Problem description:
Only lines holding the string "JSON" are wanted; copy each one from the material.

Supplied data:
* begin *
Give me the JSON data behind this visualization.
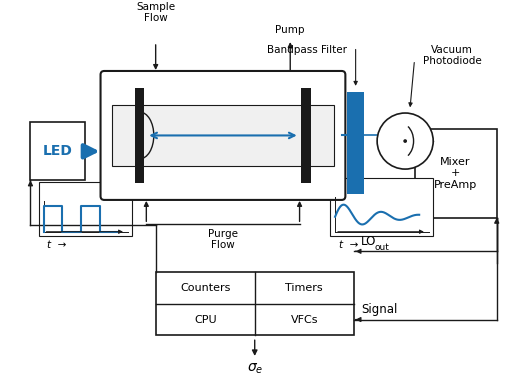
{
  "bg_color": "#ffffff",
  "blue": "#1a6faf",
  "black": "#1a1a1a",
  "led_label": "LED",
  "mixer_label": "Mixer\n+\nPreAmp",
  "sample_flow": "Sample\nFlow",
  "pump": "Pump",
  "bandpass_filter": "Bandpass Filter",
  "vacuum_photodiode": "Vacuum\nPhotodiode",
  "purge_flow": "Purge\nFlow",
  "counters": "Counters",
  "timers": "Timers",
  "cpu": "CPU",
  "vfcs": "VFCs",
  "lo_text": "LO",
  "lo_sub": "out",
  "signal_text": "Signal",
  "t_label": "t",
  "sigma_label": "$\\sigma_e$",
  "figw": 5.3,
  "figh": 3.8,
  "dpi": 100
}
* end *
* begin *
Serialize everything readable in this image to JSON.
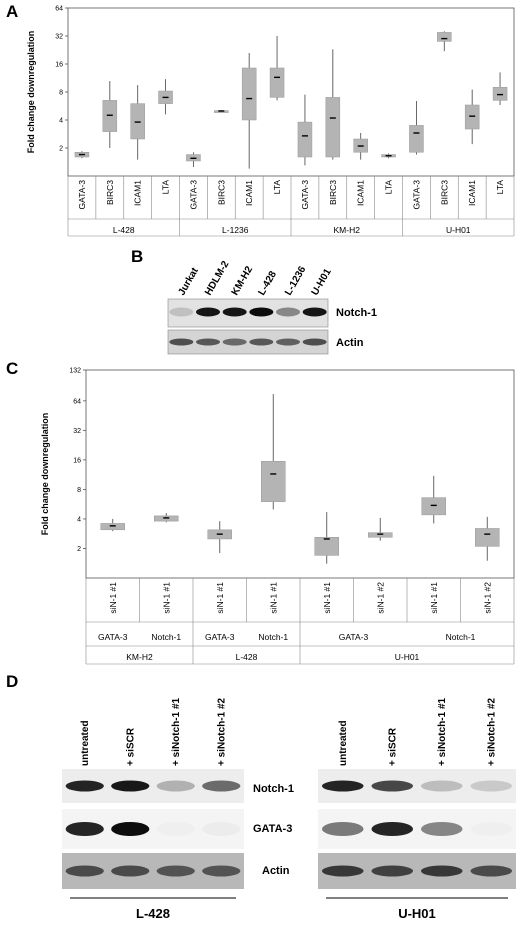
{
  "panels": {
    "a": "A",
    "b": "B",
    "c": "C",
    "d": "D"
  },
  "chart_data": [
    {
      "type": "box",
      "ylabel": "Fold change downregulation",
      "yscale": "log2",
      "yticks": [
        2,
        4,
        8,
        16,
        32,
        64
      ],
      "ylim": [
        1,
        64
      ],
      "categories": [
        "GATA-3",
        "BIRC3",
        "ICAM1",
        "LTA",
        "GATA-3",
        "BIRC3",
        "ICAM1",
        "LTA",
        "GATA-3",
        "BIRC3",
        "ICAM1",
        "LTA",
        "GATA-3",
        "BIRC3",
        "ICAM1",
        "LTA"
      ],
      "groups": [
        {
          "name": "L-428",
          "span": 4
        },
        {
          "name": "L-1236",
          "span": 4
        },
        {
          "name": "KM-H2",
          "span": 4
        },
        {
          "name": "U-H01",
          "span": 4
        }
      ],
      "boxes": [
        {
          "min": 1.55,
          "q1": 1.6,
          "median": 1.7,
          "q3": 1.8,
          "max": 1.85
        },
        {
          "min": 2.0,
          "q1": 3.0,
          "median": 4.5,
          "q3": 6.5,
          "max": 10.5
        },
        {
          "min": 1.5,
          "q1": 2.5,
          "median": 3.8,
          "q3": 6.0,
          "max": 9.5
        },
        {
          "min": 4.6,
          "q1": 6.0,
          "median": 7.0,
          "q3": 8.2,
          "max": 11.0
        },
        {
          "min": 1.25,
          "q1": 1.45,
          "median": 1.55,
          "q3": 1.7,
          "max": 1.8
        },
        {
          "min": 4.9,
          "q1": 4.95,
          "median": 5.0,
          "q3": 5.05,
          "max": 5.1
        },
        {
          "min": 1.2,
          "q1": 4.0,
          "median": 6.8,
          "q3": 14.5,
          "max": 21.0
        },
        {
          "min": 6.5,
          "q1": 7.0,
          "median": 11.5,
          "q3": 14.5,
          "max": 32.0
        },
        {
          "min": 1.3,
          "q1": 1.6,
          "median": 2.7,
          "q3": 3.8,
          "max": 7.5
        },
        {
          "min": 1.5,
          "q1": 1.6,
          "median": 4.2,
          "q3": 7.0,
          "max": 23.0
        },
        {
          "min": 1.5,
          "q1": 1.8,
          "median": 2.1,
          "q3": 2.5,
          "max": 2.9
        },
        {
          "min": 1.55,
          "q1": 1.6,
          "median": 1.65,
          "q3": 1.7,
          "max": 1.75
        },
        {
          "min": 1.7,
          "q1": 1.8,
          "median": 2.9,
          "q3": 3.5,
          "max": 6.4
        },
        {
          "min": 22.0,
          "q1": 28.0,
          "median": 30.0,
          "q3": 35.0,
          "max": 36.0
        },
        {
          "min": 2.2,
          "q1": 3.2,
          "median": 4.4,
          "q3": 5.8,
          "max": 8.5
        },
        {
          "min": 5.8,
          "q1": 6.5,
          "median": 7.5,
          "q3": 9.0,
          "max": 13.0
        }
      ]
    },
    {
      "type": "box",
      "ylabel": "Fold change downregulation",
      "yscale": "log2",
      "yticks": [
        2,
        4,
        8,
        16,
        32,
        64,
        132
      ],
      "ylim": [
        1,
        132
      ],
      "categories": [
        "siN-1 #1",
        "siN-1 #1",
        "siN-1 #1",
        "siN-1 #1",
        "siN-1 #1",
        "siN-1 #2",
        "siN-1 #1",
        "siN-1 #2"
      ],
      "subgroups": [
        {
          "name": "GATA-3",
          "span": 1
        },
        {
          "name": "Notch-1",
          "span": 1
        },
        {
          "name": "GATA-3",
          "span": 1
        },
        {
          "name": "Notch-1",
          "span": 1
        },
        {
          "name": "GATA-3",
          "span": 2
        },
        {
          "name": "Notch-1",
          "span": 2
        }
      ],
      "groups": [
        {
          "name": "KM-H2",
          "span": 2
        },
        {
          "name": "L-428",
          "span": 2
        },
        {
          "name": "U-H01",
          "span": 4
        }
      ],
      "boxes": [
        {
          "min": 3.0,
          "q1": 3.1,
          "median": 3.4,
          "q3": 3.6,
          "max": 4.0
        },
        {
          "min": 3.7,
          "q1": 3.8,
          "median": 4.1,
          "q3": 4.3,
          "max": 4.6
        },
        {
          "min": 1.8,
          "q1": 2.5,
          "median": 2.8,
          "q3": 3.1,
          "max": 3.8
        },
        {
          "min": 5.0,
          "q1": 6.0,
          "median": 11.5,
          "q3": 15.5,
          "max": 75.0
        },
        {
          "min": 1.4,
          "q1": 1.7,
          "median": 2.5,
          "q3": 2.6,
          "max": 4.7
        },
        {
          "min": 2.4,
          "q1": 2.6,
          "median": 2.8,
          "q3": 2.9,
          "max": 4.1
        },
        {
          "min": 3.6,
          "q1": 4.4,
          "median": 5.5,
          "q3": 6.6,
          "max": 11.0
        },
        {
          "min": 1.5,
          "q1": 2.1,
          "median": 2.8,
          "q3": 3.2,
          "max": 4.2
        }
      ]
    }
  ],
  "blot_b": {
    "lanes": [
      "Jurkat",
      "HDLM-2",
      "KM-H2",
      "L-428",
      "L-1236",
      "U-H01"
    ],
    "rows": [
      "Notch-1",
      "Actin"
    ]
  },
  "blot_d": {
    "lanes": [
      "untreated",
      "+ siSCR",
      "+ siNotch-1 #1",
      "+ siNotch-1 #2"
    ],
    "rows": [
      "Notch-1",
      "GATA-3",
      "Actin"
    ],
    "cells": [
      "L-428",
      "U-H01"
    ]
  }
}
* end *
* begin *
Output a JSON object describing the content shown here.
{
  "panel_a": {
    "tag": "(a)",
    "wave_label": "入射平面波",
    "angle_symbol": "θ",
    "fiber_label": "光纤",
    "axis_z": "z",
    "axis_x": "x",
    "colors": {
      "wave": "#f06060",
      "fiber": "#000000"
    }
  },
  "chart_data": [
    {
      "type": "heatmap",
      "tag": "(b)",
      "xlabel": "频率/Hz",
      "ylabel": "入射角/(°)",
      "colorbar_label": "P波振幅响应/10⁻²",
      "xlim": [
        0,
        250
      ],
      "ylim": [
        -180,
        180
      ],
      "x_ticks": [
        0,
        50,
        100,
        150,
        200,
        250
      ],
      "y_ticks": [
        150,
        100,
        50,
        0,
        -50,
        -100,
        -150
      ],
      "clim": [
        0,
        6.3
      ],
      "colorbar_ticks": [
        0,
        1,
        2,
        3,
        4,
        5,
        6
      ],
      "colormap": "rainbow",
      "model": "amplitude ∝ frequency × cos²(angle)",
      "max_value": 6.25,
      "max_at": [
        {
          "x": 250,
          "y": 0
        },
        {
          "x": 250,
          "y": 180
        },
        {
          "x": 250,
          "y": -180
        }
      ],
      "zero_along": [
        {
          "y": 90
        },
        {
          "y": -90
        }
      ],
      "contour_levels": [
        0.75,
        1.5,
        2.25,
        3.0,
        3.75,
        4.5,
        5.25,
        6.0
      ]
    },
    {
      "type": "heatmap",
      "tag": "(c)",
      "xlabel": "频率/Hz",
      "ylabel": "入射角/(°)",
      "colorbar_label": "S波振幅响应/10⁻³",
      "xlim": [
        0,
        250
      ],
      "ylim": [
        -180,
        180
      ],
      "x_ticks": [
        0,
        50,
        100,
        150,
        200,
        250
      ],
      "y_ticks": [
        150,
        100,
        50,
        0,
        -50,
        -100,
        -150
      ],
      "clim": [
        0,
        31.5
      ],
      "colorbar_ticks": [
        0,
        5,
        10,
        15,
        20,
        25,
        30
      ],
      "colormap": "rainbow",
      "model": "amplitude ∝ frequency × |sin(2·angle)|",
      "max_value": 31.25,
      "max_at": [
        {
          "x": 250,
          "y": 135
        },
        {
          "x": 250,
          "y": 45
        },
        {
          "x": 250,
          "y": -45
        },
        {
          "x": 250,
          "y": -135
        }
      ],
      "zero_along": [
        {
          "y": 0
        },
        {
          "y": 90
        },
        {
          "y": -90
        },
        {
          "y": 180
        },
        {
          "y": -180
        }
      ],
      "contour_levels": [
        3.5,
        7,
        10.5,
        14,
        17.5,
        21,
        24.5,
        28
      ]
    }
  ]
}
* end *
Solution to the problem:
Give me the JSON data behind this visualization.
Serialize everything readable in this image to JSON.
Output a JSON object describing the content shown here.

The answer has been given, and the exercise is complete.